[start Extracted entries]

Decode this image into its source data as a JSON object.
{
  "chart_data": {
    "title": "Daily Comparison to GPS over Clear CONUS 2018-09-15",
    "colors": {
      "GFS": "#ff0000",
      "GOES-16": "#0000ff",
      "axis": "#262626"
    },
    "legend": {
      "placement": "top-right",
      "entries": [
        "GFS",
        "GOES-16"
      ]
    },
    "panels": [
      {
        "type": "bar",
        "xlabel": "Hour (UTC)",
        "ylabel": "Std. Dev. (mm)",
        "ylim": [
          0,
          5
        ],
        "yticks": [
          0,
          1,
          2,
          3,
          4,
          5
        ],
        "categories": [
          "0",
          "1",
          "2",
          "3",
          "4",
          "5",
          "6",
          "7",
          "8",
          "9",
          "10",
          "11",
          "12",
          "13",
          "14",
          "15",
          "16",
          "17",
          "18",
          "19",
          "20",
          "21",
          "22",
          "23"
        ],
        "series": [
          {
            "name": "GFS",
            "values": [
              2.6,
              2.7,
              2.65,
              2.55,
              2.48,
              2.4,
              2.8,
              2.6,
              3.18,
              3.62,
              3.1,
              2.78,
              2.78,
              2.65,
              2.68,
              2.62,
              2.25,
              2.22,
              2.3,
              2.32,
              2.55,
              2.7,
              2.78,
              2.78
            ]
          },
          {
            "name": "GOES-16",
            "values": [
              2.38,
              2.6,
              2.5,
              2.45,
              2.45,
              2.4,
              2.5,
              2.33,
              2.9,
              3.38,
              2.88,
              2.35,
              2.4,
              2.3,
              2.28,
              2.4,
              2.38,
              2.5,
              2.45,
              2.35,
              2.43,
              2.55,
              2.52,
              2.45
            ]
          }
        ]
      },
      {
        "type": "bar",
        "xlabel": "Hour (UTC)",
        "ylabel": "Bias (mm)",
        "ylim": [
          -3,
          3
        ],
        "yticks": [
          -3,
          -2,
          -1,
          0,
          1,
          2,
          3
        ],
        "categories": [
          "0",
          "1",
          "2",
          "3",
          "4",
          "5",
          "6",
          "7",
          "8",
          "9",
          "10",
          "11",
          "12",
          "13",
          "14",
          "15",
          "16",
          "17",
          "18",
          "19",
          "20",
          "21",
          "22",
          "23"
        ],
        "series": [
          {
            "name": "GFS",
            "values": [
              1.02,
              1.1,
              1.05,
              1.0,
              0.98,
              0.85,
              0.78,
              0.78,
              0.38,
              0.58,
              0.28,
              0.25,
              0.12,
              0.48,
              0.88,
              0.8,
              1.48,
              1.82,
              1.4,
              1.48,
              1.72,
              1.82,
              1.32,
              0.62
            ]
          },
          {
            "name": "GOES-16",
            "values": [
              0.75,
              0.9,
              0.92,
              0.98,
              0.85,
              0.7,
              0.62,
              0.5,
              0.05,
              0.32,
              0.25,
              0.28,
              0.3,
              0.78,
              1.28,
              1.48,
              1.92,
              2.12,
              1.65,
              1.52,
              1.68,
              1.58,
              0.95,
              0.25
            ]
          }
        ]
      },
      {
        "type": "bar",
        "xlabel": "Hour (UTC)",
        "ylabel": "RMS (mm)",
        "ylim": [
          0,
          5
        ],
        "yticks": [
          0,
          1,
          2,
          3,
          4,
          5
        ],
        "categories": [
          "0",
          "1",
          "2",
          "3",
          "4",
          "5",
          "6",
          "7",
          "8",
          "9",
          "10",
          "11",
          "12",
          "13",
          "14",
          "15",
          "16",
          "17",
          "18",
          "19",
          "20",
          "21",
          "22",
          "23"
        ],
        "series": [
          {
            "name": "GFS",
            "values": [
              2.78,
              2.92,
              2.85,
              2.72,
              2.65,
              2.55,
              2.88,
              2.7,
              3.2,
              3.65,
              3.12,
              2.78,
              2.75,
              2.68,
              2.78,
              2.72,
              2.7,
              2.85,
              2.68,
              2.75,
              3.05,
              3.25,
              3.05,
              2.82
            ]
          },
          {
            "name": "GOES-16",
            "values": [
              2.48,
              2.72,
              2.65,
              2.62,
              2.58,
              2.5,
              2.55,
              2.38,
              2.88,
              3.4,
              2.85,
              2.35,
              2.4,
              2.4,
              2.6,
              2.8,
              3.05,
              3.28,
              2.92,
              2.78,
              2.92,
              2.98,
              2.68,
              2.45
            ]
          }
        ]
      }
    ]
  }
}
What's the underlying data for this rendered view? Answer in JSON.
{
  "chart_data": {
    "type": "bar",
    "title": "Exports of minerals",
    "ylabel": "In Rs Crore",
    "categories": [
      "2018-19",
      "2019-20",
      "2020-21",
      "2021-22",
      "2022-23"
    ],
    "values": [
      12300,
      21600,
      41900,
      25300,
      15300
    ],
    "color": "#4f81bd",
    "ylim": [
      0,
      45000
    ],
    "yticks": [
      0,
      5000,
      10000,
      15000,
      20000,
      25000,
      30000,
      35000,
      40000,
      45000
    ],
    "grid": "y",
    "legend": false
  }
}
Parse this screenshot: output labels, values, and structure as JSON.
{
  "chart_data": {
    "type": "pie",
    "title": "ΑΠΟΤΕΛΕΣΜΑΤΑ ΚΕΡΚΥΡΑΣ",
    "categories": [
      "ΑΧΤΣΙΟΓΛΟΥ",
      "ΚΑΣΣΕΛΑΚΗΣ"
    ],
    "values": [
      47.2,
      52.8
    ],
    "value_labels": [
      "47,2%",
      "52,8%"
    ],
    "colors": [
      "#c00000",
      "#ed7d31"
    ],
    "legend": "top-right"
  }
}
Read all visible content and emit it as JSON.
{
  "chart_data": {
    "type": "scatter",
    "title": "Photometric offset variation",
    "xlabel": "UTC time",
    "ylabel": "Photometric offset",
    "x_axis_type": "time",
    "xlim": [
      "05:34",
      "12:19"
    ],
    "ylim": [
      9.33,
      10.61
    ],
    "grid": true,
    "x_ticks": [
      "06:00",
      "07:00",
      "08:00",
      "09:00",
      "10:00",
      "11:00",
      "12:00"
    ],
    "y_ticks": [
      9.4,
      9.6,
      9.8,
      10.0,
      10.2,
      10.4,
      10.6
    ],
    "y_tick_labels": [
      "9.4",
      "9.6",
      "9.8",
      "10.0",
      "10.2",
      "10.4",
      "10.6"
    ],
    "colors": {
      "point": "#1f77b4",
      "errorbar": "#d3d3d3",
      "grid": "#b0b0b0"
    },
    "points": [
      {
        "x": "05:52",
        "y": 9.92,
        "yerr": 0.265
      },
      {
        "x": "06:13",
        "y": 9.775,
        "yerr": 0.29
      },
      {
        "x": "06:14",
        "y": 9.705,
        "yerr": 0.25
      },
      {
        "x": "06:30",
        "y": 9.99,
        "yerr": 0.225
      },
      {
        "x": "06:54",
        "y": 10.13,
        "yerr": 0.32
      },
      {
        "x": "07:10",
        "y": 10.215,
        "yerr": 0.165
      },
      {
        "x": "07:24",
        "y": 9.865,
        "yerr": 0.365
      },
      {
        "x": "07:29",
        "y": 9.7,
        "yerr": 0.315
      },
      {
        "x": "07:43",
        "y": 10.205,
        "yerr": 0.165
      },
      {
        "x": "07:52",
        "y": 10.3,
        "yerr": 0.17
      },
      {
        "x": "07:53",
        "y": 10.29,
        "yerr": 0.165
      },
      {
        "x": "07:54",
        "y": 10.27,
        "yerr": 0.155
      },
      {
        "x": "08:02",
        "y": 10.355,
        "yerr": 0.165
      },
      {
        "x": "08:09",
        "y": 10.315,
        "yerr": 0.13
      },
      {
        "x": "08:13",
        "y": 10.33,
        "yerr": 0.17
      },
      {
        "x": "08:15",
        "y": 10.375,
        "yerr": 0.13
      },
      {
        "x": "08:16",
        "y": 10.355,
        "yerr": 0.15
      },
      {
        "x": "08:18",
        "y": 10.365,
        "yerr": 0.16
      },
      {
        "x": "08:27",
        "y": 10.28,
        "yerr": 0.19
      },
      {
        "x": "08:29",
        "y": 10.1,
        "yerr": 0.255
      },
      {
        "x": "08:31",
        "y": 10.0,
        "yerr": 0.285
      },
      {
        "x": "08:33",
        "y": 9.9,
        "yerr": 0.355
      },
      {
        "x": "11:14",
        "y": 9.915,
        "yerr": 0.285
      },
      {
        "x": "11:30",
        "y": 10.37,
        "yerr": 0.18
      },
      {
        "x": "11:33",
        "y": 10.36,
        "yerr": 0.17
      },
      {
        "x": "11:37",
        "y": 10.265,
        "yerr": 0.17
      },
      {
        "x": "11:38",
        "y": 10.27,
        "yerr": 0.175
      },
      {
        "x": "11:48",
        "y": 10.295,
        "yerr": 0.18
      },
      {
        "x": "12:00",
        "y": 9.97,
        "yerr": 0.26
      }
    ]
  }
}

[end Extracted entries]

Task description: Report the number of lines in the listing that include the string "ylabel"; give nothing but the number.

Result of this task: 5